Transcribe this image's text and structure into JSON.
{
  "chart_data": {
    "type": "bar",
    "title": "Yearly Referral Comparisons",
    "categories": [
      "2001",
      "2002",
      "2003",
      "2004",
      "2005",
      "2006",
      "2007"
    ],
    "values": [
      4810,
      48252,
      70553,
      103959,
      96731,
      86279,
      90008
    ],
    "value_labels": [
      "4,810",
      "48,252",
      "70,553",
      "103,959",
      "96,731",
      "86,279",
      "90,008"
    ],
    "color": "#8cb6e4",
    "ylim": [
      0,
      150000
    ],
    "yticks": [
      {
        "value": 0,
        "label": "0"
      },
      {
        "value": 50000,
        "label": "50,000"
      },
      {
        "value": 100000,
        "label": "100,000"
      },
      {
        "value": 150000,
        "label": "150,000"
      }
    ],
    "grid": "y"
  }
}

Work instructions
The records above are to be repeated exactly, in their entirety.

Result below
Transcribe this image's text and structure into JSON.
{
  "chart_data": {
    "type": "bar",
    "title": "Yearly Referral Comparisons",
    "categories": [
      "2001",
      "2002",
      "2003",
      "2004",
      "2005",
      "2006",
      "2007"
    ],
    "values": [
      4810,
      48252,
      70553,
      103959,
      96731,
      86279,
      90008
    ],
    "value_labels": [
      "4,810",
      "48,252",
      "70,553",
      "103,959",
      "96,731",
      "86,279",
      "90,008"
    ],
    "color": "#8cb6e4",
    "ylim": [
      0,
      150000
    ],
    "yticks": [
      {
        "value": 0,
        "label": "0"
      },
      {
        "value": 50000,
        "label": "50,000"
      },
      {
        "value": 100000,
        "label": "100,000"
      },
      {
        "value": 150000,
        "label": "150,000"
      }
    ],
    "grid": "y"
  }
}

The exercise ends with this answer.